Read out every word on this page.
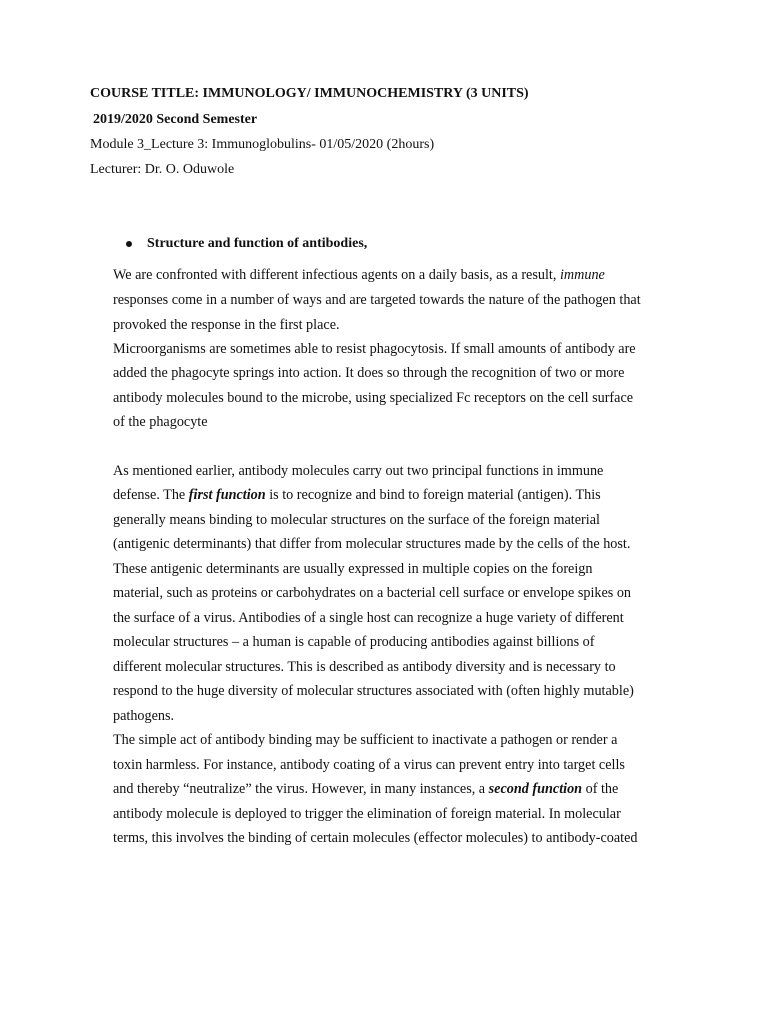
COURSE TITLE: IMMUNOLOGY/ IMMUNOCHEMISTRY (3 UNITS)
2019/2020 Second Semester
Module 3_Lecture 3: Immunoglobulins- 01/05/2020 (2hours)
Lecturer: Dr. O. Oduwole
Structure and function of antibodies,
We are confronted with different infectious agents on a daily basis, as a result, immune
responses come in a number of ways and are targeted towards the nature of the pathogen that
provoked the response in the first place.
Microorganisms are sometimes able to resist phagocytosis. If small amounts of antibody are
added the phagocyte springs into action. It does so through the recognition of two or more
antibody molecules bound to the microbe, using specialized Fc receptors on the cell surface
of the phagocyte
As mentioned earlier, antibody molecules carry out two principal functions in immune
defense. The first function is to recognize and bind to foreign material (antigen). This
generally means binding to molecular structures on the surface of the foreign material
(antigenic determinants) that differ from molecular structures made by the cells of the host.
These antigenic determinants are usually expressed in multiple copies on the foreign
material, such as proteins or carbohydrates on a bacterial cell surface or envelope spikes on
the surface of a virus. Antibodies of a single host can recognize a huge variety of different
molecular structures – a human is capable of producing antibodies against billions of
different molecular structures. This is described as antibody diversity and is necessary to
respond to the huge diversity of molecular structures associated with (often highly mutable)
pathogens.
The simple act of antibody binding may be sufficient to inactivate a pathogen or render a
toxin harmless. For instance, antibody coating of a virus can prevent entry into target cells
and thereby “neutralize” the virus. However, in many instances, a second function of the
antibody molecule is deployed to trigger the elimination of foreign material. In molecular
terms, this involves the binding of certain molecules (effector molecules) to antibody-coated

Assigned task -> If a record contains a picture, leave the picture out and retype everything else exactly.

Task response ->
Read out every word on this page.
COURSE TITLE: IMMUNOLOGY/ IMMUNOCHEMISTRY (3 UNITS)
2019/2020 Second Semester
Module 3_Lecture 3: Immunoglobulins- 01/05/2020 (2hours)
Lecturer: Dr. O. Oduwole
Structure and function of antibodies,
We are confronted with different infectious agents on a daily basis, as a result, immune
responses come in a number of ways and are targeted towards the nature of the pathogen that
provoked the response in the first place.
Microorganisms are sometimes able to resist phagocytosis. If small amounts of antibody are
added the phagocyte springs into action. It does so through the recognition of two or more
antibody molecules bound to the microbe, using specialized Fc receptors on the cell surface
of the phagocyte
As mentioned earlier, antibody molecules carry out two principal functions in immune
defense. The first function is to recognize and bind to foreign material (antigen). This
generally means binding to molecular structures on the surface of the foreign material
(antigenic determinants) that differ from molecular structures made by the cells of the host.
These antigenic determinants are usually expressed in multiple copies on the foreign
material, such as proteins or carbohydrates on a bacterial cell surface or envelope spikes on
the surface of a virus. Antibodies of a single host can recognize a huge variety of different
molecular structures – a human is capable of producing antibodies against billions of
different molecular structures. This is described as antibody diversity and is necessary to
respond to the huge diversity of molecular structures associated with (often highly mutable)
pathogens.
The simple act of antibody binding may be sufficient to inactivate a pathogen or render a
toxin harmless. For instance, antibody coating of a virus can prevent entry into target cells
and thereby “neutralize” the virus. However, in many instances, a second function of the
antibody molecule is deployed to trigger the elimination of foreign material. In molecular
terms, this involves the binding of certain molecules (effector molecules) to antibody-coated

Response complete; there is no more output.